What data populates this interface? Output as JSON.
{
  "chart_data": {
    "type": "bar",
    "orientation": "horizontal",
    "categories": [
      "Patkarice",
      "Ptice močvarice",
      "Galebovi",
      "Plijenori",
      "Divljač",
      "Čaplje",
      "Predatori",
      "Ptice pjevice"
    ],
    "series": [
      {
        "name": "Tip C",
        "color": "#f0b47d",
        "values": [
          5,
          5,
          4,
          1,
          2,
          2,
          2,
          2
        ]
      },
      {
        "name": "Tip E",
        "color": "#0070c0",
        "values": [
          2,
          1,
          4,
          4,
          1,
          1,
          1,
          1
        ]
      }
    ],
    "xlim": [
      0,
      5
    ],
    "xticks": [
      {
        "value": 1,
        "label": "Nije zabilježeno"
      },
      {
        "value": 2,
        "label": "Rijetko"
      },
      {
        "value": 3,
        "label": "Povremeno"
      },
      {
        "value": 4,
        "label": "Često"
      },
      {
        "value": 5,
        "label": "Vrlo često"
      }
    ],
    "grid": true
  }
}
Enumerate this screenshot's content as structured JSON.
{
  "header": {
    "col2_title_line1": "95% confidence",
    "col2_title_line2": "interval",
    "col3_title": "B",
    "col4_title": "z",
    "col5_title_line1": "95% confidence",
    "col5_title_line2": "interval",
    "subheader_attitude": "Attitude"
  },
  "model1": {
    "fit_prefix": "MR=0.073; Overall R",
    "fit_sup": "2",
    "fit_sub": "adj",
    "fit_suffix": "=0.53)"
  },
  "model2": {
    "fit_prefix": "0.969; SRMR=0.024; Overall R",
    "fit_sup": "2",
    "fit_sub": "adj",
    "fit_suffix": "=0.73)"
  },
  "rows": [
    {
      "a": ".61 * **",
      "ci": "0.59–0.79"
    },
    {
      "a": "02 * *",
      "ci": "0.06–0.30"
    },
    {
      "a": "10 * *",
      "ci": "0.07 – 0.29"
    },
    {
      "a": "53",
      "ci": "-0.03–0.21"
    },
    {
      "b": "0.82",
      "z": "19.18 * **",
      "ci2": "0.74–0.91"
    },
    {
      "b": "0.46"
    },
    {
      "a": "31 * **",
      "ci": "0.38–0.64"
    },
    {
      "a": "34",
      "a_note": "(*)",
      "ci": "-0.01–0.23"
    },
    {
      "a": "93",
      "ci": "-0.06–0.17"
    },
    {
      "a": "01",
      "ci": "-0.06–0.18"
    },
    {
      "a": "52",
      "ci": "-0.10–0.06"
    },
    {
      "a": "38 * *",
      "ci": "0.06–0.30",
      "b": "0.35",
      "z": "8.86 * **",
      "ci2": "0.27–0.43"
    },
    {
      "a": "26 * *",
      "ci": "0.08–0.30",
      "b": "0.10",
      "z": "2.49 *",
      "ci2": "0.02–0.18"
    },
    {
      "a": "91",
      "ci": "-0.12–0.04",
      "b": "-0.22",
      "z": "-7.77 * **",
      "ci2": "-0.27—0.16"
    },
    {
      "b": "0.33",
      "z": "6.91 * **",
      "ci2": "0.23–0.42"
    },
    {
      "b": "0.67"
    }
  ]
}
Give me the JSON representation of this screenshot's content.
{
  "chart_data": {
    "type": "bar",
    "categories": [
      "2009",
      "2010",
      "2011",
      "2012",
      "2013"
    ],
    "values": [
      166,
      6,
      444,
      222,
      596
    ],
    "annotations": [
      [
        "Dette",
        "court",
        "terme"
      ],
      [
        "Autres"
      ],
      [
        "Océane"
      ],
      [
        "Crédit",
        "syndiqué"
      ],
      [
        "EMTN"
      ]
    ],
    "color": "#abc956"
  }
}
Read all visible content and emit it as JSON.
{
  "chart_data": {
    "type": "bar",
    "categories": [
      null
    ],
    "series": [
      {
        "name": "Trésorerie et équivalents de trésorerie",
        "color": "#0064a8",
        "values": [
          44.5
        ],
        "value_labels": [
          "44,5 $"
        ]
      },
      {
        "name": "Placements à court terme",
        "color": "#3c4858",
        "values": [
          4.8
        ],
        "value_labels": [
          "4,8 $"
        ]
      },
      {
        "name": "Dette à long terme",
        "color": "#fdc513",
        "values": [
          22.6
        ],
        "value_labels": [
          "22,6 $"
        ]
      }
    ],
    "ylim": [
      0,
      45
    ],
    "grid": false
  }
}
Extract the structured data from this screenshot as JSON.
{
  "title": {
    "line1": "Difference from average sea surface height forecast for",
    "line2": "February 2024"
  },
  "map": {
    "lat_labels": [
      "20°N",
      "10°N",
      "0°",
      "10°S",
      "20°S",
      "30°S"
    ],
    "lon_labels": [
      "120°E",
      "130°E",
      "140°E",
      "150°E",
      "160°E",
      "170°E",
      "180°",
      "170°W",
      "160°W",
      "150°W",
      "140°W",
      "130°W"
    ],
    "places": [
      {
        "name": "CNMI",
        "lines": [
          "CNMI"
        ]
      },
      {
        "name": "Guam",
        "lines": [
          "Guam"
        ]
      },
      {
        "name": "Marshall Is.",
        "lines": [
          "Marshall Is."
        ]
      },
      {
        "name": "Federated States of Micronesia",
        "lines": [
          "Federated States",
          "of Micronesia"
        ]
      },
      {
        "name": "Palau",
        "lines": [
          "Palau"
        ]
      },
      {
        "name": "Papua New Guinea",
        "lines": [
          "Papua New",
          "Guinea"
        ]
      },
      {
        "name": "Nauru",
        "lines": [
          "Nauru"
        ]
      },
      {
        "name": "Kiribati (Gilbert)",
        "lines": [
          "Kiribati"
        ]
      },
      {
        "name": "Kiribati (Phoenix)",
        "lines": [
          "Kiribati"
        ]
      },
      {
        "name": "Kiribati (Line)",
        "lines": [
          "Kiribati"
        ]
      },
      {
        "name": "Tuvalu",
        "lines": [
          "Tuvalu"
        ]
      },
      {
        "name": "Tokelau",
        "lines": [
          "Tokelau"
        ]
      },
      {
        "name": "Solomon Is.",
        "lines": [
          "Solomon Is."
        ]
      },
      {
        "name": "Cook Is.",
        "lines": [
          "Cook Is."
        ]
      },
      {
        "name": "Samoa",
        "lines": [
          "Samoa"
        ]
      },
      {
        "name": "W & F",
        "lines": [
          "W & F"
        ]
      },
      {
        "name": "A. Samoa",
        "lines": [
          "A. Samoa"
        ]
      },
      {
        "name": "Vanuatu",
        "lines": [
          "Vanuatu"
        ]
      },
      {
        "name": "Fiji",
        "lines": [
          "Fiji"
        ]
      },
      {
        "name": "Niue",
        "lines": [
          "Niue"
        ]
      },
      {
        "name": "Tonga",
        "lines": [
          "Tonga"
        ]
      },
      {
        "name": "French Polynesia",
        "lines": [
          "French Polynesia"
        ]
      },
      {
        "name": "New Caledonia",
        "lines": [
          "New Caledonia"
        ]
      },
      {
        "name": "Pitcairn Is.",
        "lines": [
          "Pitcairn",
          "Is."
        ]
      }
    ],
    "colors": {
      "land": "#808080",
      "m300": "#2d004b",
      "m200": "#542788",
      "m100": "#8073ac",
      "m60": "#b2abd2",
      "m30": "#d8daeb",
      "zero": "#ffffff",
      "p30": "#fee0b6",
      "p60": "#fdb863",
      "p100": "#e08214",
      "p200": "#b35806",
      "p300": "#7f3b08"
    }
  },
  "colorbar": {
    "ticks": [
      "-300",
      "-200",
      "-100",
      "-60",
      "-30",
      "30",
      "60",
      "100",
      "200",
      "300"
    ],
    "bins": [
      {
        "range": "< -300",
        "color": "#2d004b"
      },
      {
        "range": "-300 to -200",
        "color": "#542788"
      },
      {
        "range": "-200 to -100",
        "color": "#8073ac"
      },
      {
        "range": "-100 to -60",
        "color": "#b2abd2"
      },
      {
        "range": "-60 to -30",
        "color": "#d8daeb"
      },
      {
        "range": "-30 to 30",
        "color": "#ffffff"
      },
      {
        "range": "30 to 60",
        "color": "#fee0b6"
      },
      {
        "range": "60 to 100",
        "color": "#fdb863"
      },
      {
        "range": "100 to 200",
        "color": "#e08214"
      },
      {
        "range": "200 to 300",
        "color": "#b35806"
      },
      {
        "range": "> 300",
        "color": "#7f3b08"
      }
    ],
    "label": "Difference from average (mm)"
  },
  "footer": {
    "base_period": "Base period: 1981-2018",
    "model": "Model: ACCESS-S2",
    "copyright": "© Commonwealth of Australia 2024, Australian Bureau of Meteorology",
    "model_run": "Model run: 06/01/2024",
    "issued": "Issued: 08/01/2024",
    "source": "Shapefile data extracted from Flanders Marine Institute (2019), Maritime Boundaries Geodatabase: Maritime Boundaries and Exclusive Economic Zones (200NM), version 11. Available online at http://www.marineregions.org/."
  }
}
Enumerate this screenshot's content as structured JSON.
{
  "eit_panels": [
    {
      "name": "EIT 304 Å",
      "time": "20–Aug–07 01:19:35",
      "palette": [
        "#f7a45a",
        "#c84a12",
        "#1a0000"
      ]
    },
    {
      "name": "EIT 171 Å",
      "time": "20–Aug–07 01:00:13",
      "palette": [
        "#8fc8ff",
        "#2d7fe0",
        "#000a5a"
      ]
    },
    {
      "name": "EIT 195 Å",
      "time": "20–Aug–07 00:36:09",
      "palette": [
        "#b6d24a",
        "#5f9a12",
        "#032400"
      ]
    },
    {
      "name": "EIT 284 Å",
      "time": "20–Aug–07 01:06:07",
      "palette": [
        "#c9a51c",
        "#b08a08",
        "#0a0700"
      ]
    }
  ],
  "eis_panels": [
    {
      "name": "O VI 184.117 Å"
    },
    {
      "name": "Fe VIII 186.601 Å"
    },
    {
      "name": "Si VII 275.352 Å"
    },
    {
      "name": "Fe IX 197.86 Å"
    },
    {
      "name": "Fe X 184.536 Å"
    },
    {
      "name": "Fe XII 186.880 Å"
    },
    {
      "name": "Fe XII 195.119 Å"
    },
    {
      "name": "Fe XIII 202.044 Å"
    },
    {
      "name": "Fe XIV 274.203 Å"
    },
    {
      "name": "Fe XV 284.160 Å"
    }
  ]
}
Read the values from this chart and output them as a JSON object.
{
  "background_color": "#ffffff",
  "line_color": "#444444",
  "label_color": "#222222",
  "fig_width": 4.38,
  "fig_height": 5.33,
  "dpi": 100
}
════════
▶ [THE TASK]: Only a number is wanted here: how many lines in the data above include the string "JSON"?

▶ [CORRECT RESULT]: 7